» Supplied information

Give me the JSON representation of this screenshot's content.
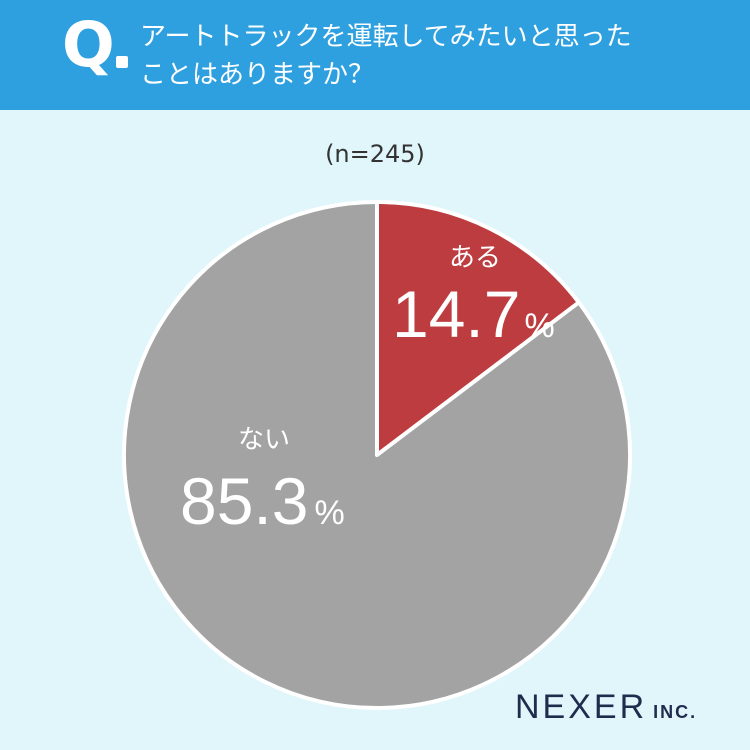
{
  "header": {
    "q_mark": "Q",
    "question_line1": "アートトラックを運転してみたいと思った",
    "question_line2": "ことはありますか？"
  },
  "sample_label": "(n=245)",
  "colors": {
    "header_bg": "#2ea0df",
    "page_bg": "#e0f6fa",
    "yes": "#bd3c3f",
    "no": "#a3a3a3"
  },
  "chart_data": {
    "type": "pie",
    "slices": [
      {
        "label": "ある",
        "value": 14.7,
        "display": "14.7",
        "unit": "%",
        "color": "#bd3c3f"
      },
      {
        "label": "ない",
        "value": 85.3,
        "display": "85.3",
        "unit": "%",
        "color": "#a3a3a3"
      }
    ]
  },
  "brand": {
    "name": "NEXER",
    "suffix": "INC."
  }
}
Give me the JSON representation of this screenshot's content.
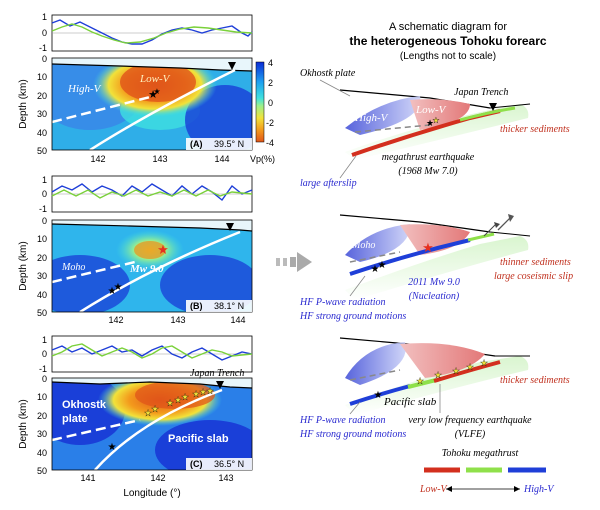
{
  "header": {
    "line1": "A schematic diagram for",
    "line2": "the heterogeneous Tohoku forearc",
    "line3": "(Lengths not to scale)"
  },
  "axes": {
    "depth_label": "Depth (km)",
    "longitude_label": "Longitude (°)",
    "depth_ticks": [
      "0",
      "10",
      "20",
      "30",
      "40",
      "50"
    ],
    "wave_ticks": [
      "1",
      "0",
      "-1"
    ]
  },
  "panels": [
    {
      "tag": "(A)",
      "lat": "39.5° N",
      "lon_ticks": [
        "142",
        "143",
        "144"
      ]
    },
    {
      "tag": "(B)",
      "lat": "38.1° N",
      "lon_ticks": [
        "142",
        "143",
        "144"
      ]
    },
    {
      "tag": "(C)",
      "lat": "36.5° N",
      "lon_ticks": [
        "141",
        "142",
        "143"
      ]
    }
  ],
  "colorbar": {
    "ticks": [
      "4",
      "2",
      "0",
      "-2",
      "-4"
    ],
    "label": "Vp(%)",
    "colors": [
      "#0b2bd6",
      "#1ea0f0",
      "#3fe0e0",
      "#9ef08a",
      "#f2e23a",
      "#f39a1c",
      "#e0551a"
    ]
  },
  "labels": {
    "a_highv": "High-V",
    "a_lowv": "Low-V",
    "b_moho": "Moho",
    "b_mw": "Mw 9.0",
    "c_okh1": "Okhostk",
    "c_okh2": "plate",
    "c_pac": "Pacific slab",
    "c_trench": "Japan Trench"
  },
  "schematic": {
    "s1": {
      "okhostk": "Okhostk plate",
      "trench": "Japan Trench",
      "highv": "High-V",
      "lowv": "Low-V",
      "thicker": "thicker sediments",
      "mega1": "megathrust earthquake",
      "mega2": "(1968 Mw 7.0)",
      "afterslip": "large afterslip"
    },
    "s2": {
      "moho": "Moho",
      "thinner": "thinner sediments",
      "coseismic": "large coseismic slip",
      "mw1": "2011 Mw 9.0",
      "mw2": "(Nucleation)",
      "hf1": "HF P-wave radiation",
      "hf2": "HF strong ground motions"
    },
    "s3": {
      "pac": "Pacific slab",
      "thicker": "thicker sediments",
      "vlf1": "very low frequency earthquake",
      "vlf2": "(VLFE)",
      "hf1": "HF P-wave radiation",
      "hf2": "HF strong ground motions"
    }
  },
  "legend": {
    "title": "Tohoku megathrust",
    "low": "Low-V",
    "high": "High-V",
    "colors": {
      "red": "#d32f1e",
      "green": "#8fe04a",
      "blue": "#1f3fd8"
    }
  }
}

» Required task
Reproduce each record from above exactly; pictures do not belong in the copy.

» Result for this task
Give me the JSON representation of this screenshot's content.
{
  "header": {
    "q_mark": "Q",
    "question_line1": "アートトラックを運転してみたいと思った",
    "question_line2": "ことはありますか？"
  },
  "sample_label": "(n=245)",
  "colors": {
    "header_bg": "#2ea0df",
    "page_bg": "#e0f6fa",
    "yes": "#bd3c3f",
    "no": "#a3a3a3"
  },
  "chart_data": {
    "type": "pie",
    "slices": [
      {
        "label": "ある",
        "value": 14.7,
        "display": "14.7",
        "unit": "%",
        "color": "#bd3c3f"
      },
      {
        "label": "ない",
        "value": 85.3,
        "display": "85.3",
        "unit": "%",
        "color": "#a3a3a3"
      }
    ]
  },
  "brand": {
    "name": "NEXER",
    "suffix": "INC."
  }
}
Give me the JSON representation of this screenshot's content.
{
  "header": {
    "line1": "A schematic diagram for",
    "line2": "the heterogeneous Tohoku forearc",
    "line3": "(Lengths not to scale)"
  },
  "axes": {
    "depth_label": "Depth (km)",
    "longitude_label": "Longitude (°)",
    "depth_ticks": [
      "0",
      "10",
      "20",
      "30",
      "40",
      "50"
    ],
    "wave_ticks": [
      "1",
      "0",
      "-1"
    ]
  },
  "panels": [
    {
      "tag": "(A)",
      "lat": "39.5° N",
      "lon_ticks": [
        "142",
        "143",
        "144"
      ]
    },
    {
      "tag": "(B)",
      "lat": "38.1° N",
      "lon_ticks": [
        "142",
        "143",
        "144"
      ]
    },
    {
      "tag": "(C)",
      "lat": "36.5° N",
      "lon_ticks": [
        "141",
        "142",
        "143"
      ]
    }
  ],
  "colorbar": {
    "ticks": [
      "4",
      "2",
      "0",
      "-2",
      "-4"
    ],
    "label": "Vp(%)",
    "colors": [
      "#0b2bd6",
      "#1ea0f0",
      "#3fe0e0",
      "#9ef08a",
      "#f2e23a",
      "#f39a1c",
      "#e0551a"
    ]
  },
  "labels": {
    "a_highv": "High-V",
    "a_lowv": "Low-V",
    "b_moho": "Moho",
    "b_mw": "Mw 9.0",
    "c_okh1": "Okhostk",
    "c_okh2": "plate",
    "c_pac": "Pacific slab",
    "c_trench": "Japan Trench"
  },
  "schematic": {
    "s1": {
      "okhostk": "Okhostk plate",
      "trench": "Japan Trench",
      "highv": "High-V",
      "lowv": "Low-V",
      "thicker": "thicker sediments",
      "mega1": "megathrust earthquake",
      "mega2": "(1968 Mw 7.0)",
      "afterslip": "large afterslip"
    },
    "s2": {
      "moho": "Moho",
      "thinner": "thinner sediments",
      "coseismic": "large coseismic slip",
      "mw1": "2011 Mw 9.0",
      "mw2": "(Nucleation)",
      "hf1": "HF P-wave radiation",
      "hf2": "HF strong ground motions"
    },
    "s3": {
      "pac": "Pacific slab",
      "thicker": "thicker sediments",
      "vlf1": "very low frequency earthquake",
      "vlf2": "(VLFE)",
      "hf1": "HF P-wave radiation",
      "hf2": "HF strong ground motions"
    }
  },
  "legend": {
    "title": "Tohoku megathrust",
    "low": "Low-V",
    "high": "High-V",
    "colors": {
      "red": "#d32f1e",
      "green": "#8fe04a",
      "blue": "#1f3fd8"
    }
  }
}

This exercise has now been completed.